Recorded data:

# # # # # # #

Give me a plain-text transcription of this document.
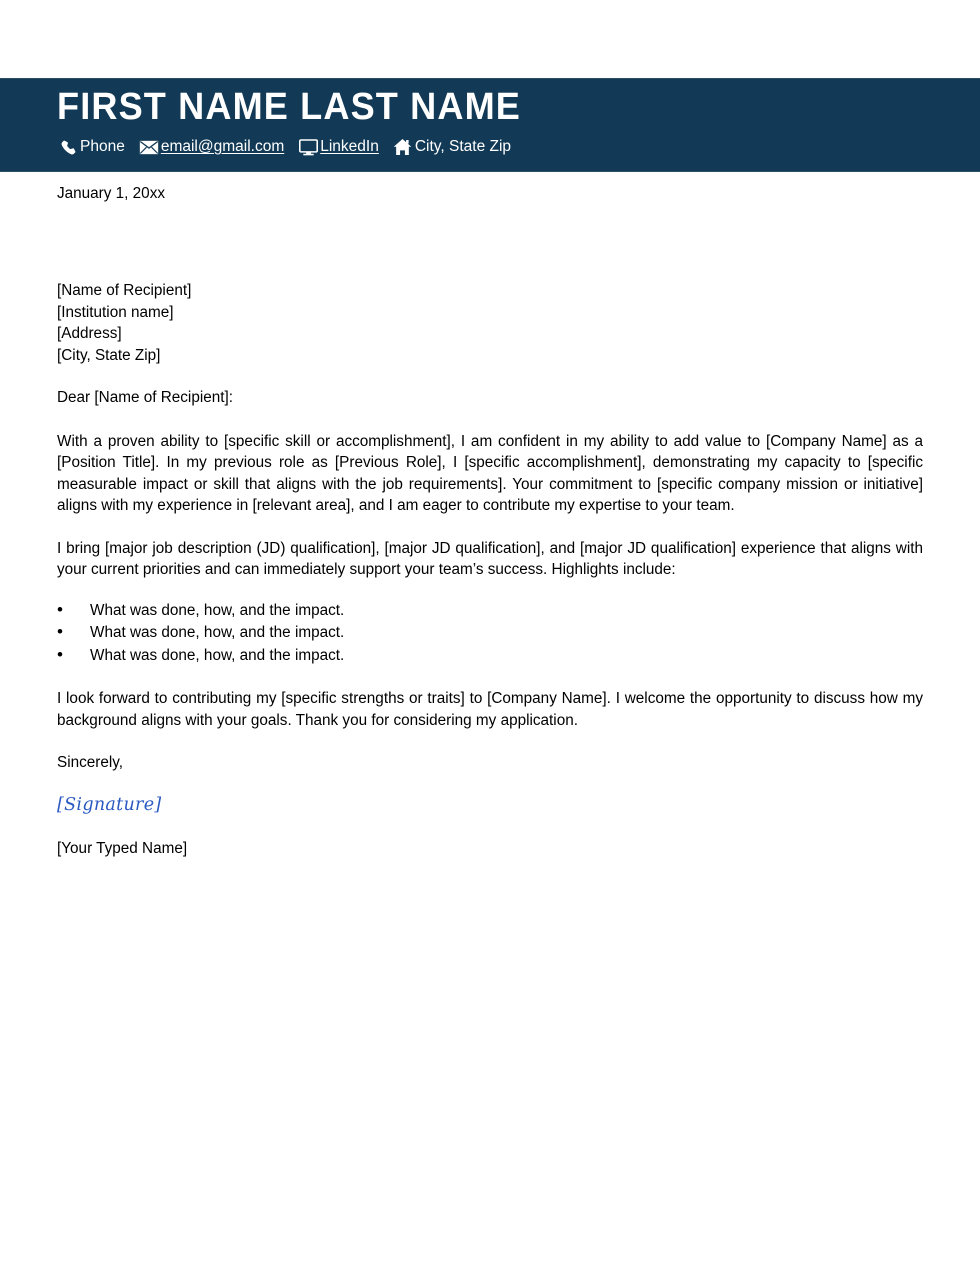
FIRST NAME LAST NAME
Phone email@gmail.com LinkedIn City, State Zip
January 1, 20xx
[Name of Recipient]
[Institution name]
[Address]
[City, State Zip]
Dear [Name of Recipient]:

With a proven ability to [specific skill or accomplishment], I am confident in my ability to add value to [Company Name] as a [Position Title]. In my previous role as [Previous Role], I [specific accomplishment], demonstrating my capacity to [specific measurable impact or skill that aligns with the job requirements]. Your commitment to [specific company mission or initiative] aligns with my experience in [relevant area], and I am eager to contribute my expertise to your team.

I bring [major job description (JD) qualification], [major JD qualification], and [major JD qualification] experience that aligns with your current priorities and can immediately support your team’s success. Highlights include:

• What was done, how, and the impact.
• What was done, how, and the impact.
• What was done, how, and the impact.

I look forward to contributing my [specific strengths or traits] to [Company Name]. I welcome the opportunity to discuss how my background aligns with your goals. Thank you for considering my application.

Sincerely,
[Signature]
[Your Typed Name]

# # # # # # #

Find all lines holding the string "Company" and copy them.

◆ Exercise response:
With a proven ability to [specific skill or accomplishment], I am confident in my ability to add value to [Company Name] as a [Position Title]. In my previous role as [Previous Role], I [specific accomplishment], demonstrating my capacity to [specific measurable impact or skill that aligns with the job requirements]. Your commitment to [specific company mission or initiative] aligns with my experience in [relevant area], and I am eager to contribute my expertise to your team.
I look forward to contributing my [specific strengths or traits] to [Company Name]. I welcome the opportunity to discuss how my background aligns with your goals. Thank you for considering my application.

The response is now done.